- [Record extracts]
-- Start --

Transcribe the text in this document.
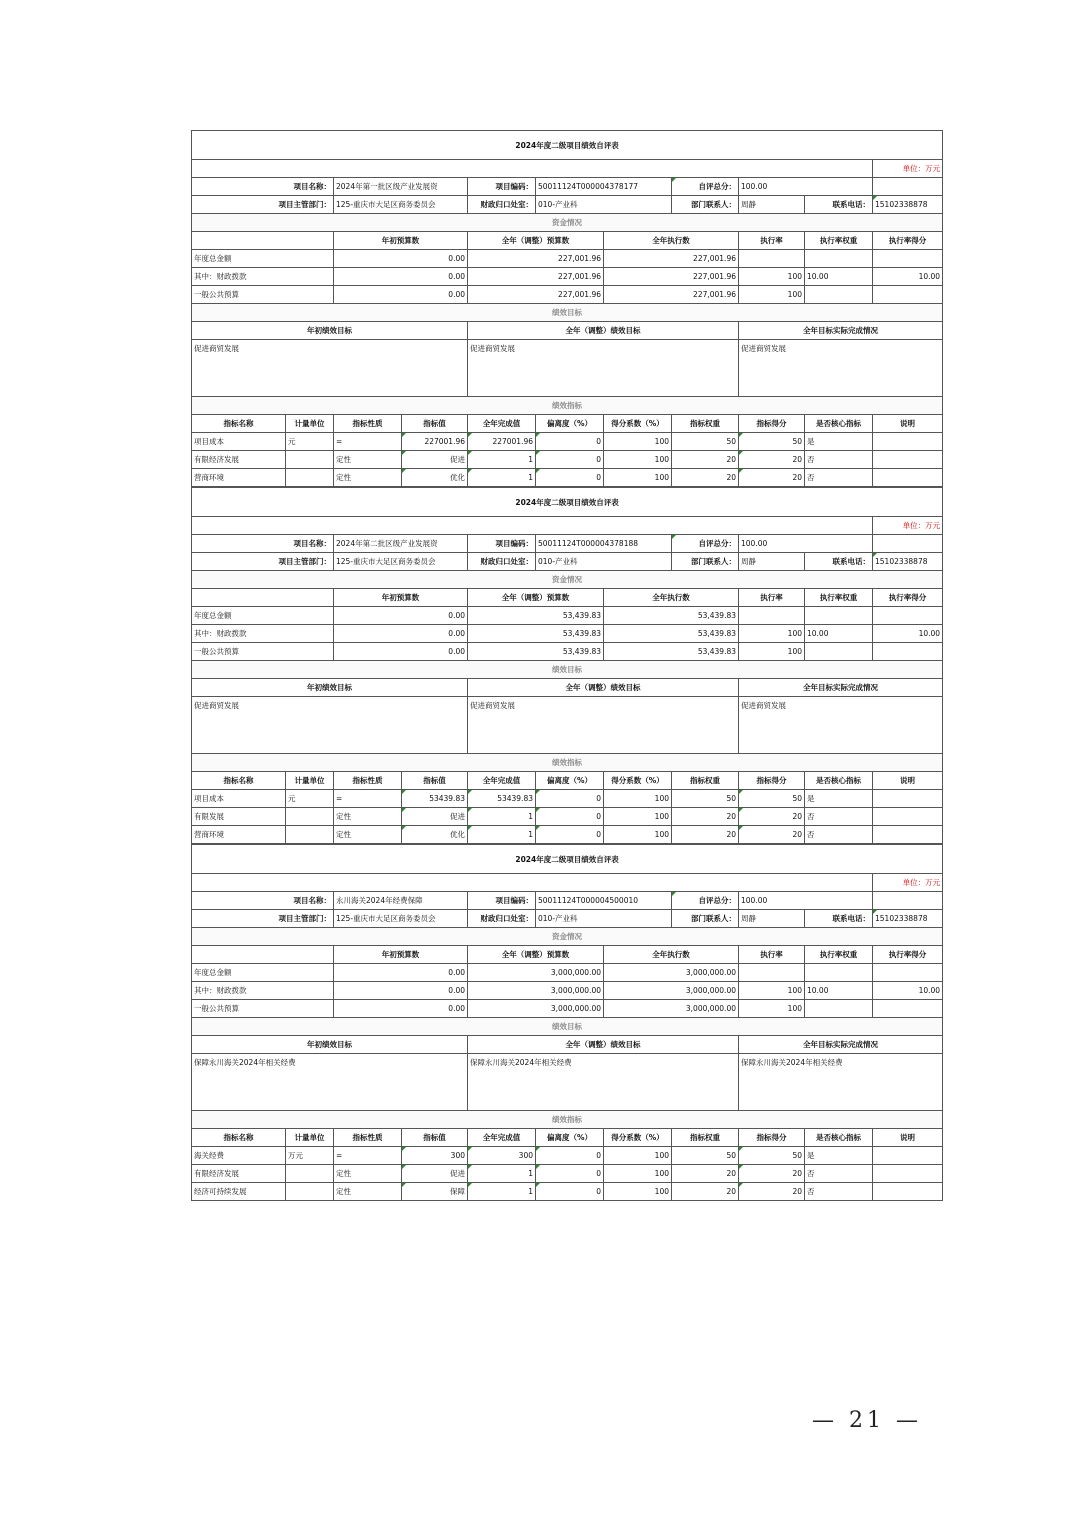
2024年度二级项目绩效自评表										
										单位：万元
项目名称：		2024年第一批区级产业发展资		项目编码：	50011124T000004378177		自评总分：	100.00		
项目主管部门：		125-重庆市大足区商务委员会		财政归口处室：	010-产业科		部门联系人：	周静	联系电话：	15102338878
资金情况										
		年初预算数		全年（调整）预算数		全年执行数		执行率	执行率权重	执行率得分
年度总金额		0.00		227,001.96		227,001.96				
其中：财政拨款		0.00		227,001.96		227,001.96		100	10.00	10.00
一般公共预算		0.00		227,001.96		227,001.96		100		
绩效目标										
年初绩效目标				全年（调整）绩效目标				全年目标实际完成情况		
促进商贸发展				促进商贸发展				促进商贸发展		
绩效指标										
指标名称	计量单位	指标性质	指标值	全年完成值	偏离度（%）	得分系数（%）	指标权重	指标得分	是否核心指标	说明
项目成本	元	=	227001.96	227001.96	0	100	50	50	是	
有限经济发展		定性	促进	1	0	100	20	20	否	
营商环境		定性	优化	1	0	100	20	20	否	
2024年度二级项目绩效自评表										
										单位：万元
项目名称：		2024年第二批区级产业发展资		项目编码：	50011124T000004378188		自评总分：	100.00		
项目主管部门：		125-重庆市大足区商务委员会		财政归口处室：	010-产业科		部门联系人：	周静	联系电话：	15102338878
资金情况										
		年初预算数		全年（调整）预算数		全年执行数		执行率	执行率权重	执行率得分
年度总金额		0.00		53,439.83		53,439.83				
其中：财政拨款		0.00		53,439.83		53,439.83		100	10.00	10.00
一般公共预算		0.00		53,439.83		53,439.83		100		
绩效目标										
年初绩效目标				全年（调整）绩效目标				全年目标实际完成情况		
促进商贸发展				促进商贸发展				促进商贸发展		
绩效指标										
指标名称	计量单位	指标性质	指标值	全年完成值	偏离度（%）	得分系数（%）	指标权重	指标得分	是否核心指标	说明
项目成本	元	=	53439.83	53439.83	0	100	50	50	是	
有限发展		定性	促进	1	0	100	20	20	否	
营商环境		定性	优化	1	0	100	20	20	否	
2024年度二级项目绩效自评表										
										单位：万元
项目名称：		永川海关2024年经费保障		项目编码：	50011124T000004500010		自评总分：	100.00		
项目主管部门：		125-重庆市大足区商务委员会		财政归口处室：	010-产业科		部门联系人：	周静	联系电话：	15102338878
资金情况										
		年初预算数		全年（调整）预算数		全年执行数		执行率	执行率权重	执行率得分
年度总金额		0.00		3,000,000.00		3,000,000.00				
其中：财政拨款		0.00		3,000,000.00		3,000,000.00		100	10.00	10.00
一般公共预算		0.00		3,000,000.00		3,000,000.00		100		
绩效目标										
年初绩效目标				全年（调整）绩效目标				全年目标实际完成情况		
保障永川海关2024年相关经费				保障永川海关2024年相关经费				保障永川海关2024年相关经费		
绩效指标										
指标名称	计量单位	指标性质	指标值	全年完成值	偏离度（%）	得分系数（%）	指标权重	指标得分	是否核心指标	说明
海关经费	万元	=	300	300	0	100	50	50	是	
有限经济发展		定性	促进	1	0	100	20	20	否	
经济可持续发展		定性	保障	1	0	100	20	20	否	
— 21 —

-- End --

- [The problem] Locate each line containing the string "财政拨款" and show it.

- [Solution to this task]
其中：财政拨款		0.00		227,001.96		227,001.96		100	10.00	10.00
其中：财政拨款		0.00		53,439.83		53,439.83		100	10.00	10.00
其中：财政拨款		0.00		3,000,000.00		3,000,000.00		100	10.00	10.00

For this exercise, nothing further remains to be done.